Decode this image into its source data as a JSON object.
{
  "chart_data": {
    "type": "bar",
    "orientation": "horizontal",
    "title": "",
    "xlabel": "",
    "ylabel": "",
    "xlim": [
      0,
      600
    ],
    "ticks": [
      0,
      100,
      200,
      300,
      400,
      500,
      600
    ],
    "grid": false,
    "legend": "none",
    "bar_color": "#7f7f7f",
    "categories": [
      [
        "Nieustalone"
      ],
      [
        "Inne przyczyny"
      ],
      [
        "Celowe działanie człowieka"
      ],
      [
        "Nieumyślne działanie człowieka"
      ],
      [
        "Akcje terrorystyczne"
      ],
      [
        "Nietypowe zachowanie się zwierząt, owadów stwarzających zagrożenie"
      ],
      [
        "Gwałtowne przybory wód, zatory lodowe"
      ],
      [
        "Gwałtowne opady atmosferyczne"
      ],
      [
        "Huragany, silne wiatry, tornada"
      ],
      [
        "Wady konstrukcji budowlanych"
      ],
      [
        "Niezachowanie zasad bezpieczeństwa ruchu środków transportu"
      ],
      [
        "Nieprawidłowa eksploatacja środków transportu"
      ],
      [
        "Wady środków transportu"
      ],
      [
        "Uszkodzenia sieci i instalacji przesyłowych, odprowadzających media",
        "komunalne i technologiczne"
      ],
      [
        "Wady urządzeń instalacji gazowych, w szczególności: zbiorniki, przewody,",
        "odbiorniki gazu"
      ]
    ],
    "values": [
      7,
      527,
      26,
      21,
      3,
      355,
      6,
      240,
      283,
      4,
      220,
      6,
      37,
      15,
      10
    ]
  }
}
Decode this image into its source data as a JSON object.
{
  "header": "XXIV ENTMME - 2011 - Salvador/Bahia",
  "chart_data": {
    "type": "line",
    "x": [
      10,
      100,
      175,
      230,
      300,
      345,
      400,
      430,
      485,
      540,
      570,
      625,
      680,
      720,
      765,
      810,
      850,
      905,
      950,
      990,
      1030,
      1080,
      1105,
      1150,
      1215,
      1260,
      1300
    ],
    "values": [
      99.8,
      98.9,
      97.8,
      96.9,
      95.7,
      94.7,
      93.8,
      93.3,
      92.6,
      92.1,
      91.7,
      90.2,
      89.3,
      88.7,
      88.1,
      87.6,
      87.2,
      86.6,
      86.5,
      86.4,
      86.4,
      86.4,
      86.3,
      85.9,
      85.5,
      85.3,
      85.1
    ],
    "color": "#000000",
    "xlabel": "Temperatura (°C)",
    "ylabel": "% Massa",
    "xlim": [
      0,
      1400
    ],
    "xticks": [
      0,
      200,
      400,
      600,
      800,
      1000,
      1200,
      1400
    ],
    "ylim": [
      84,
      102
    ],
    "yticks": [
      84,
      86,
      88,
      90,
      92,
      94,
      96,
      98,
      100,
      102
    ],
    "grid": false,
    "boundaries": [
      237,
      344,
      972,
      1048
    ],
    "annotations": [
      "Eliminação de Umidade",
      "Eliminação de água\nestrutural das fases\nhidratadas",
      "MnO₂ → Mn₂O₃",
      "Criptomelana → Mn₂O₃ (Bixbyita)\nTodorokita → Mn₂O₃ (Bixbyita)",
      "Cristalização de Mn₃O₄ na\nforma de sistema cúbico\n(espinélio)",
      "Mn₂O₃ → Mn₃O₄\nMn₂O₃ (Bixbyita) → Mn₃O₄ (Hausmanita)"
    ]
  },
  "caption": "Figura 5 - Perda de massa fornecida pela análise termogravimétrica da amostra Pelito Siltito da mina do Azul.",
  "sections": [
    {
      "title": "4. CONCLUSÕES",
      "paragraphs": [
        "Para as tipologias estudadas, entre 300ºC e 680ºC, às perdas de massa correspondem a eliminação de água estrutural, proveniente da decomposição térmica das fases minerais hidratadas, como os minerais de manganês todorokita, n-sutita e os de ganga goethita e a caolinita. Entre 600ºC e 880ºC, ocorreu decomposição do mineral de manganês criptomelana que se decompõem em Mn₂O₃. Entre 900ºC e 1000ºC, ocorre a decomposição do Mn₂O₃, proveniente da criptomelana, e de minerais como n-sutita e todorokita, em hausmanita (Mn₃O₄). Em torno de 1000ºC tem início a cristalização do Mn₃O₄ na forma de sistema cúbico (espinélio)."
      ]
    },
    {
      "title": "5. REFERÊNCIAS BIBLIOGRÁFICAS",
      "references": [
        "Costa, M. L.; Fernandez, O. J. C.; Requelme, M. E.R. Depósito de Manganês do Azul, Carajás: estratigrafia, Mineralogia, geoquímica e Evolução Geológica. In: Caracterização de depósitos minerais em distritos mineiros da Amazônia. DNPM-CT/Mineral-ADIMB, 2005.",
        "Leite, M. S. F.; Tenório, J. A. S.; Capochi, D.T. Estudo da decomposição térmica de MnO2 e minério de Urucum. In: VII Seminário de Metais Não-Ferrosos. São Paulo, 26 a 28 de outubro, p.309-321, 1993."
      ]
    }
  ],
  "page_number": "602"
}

============================================================

Give back the whole listing, word for word.

Result for this exercise:
Decode this image into its source data as a JSON object.
{
  "chart_data": {
    "type": "bar",
    "orientation": "horizontal",
    "title": "",
    "xlabel": "",
    "ylabel": "",
    "xlim": [
      0,
      600
    ],
    "ticks": [
      0,
      100,
      200,
      300,
      400,
      500,
      600
    ],
    "grid": false,
    "legend": "none",
    "bar_color": "#7f7f7f",
    "categories": [
      [
        "Nieustalone"
      ],
      [
        "Inne przyczyny"
      ],
      [
        "Celowe działanie człowieka"
      ],
      [
        "Nieumyślne działanie człowieka"
      ],
      [
        "Akcje terrorystyczne"
      ],
      [
        "Nietypowe zachowanie się zwierząt, owadów stwarzających zagrożenie"
      ],
      [
        "Gwałtowne przybory wód, zatory lodowe"
      ],
      [
        "Gwałtowne opady atmosferyczne"
      ],
      [
        "Huragany, silne wiatry, tornada"
      ],
      [
        "Wady konstrukcji budowlanych"
      ],
      [
        "Niezachowanie zasad bezpieczeństwa ruchu środków transportu"
      ],
      [
        "Nieprawidłowa eksploatacja środków transportu"
      ],
      [
        "Wady środków transportu"
      ],
      [
        "Uszkodzenia sieci i instalacji przesyłowych, odprowadzających media",
        "komunalne i technologiczne"
      ],
      [
        "Wady urządzeń instalacji gazowych, w szczególności: zbiorniki, przewody,",
        "odbiorniki gazu"
      ]
    ],
    "values": [
      7,
      527,
      26,
      21,
      3,
      355,
      6,
      240,
      283,
      4,
      220,
      6,
      37,
      15,
      10
    ]
  }
}
Decode this image into its source data as a JSON object.
{
  "header": "XXIV ENTMME - 2011 - Salvador/Bahia",
  "chart_data": {
    "type": "line",
    "x": [
      10,
      100,
      175,
      230,
      300,
      345,
      400,
      430,
      485,
      540,
      570,
      625,
      680,
      720,
      765,
      810,
      850,
      905,
      950,
      990,
      1030,
      1080,
      1105,
      1150,
      1215,
      1260,
      1300
    ],
    "values": [
      99.8,
      98.9,
      97.8,
      96.9,
      95.7,
      94.7,
      93.8,
      93.3,
      92.6,
      92.1,
      91.7,
      90.2,
      89.3,
      88.7,
      88.1,
      87.6,
      87.2,
      86.6,
      86.5,
      86.4,
      86.4,
      86.4,
      86.3,
      85.9,
      85.5,
      85.3,
      85.1
    ],
    "color": "#000000",
    "xlabel": "Temperatura (°C)",
    "ylabel": "% Massa",
    "xlim": [
      0,
      1400
    ],
    "xticks": [
      0,
      200,
      400,
      600,
      800,
      1000,
      1200,
      1400
    ],
    "ylim": [
      84,
      102
    ],
    "yticks": [
      84,
      86,
      88,
      90,
      92,
      94,
      96,
      98,
      100,
      102
    ],
    "grid": false,
    "boundaries": [
      237,
      344,
      972,
      1048
    ],
    "annotations": [
      "Eliminação de Umidade",
      "Eliminação de água\nestrutural das fases\nhidratadas",
      "MnO₂ → Mn₂O₃",
      "Criptomelana → Mn₂O₃ (Bixbyita)\nTodorokita → Mn₂O₃ (Bixbyita)",
      "Cristalização de Mn₃O₄ na\nforma de sistema cúbico\n(espinélio)",
      "Mn₂O₃ → Mn₃O₄\nMn₂O₃ (Bixbyita) → Mn₃O₄ (Hausmanita)"
    ]
  },
  "caption": "Figura 5 - Perda de massa fornecida pela análise termogravimétrica da amostra Pelito Siltito da mina do Azul.",
  "sections": [
    {
      "title": "4. CONCLUSÕES",
      "paragraphs": [
        "Para as tipologias estudadas, entre 300ºC e 680ºC, às perdas de massa correspondem a eliminação de água estrutural, proveniente da decomposição térmica das fases minerais hidratadas, como os minerais de manganês todorokita, n-sutita e os de ganga goethita e a caolinita. Entre 600ºC e 880ºC, ocorreu decomposição do mineral de manganês criptomelana que se decompõem em Mn₂O₃. Entre 900ºC e 1000ºC, ocorre a decomposição do Mn₂O₃, proveniente da criptomelana, e de minerais como n-sutita e todorokita, em hausmanita (Mn₃O₄). Em torno de 1000ºC tem início a cristalização do Mn₃O₄ na forma de sistema cúbico (espinélio)."
      ]
    },
    {
      "title": "5. REFERÊNCIAS BIBLIOGRÁFICAS",
      "references": [
        "Costa, M. L.; Fernandez, O. J. C.; Requelme, M. E.R. Depósito de Manganês do Azul, Carajás: estratigrafia, Mineralogia, geoquímica e Evolução Geológica. In: Caracterização de depósitos minerais em distritos mineiros da Amazônia. DNPM-CT/Mineral-ADIMB, 2005.",
        "Leite, M. S. F.; Tenório, J. A. S.; Capochi, D.T. Estudo da decomposição térmica de MnO2 e minério de Urucum. In: VII Seminário de Metais Não-Ferrosos. São Paulo, 26 a 28 de outubro, p.309-321, 1993."
      ]
    }
  ],
  "page_number": "602"
}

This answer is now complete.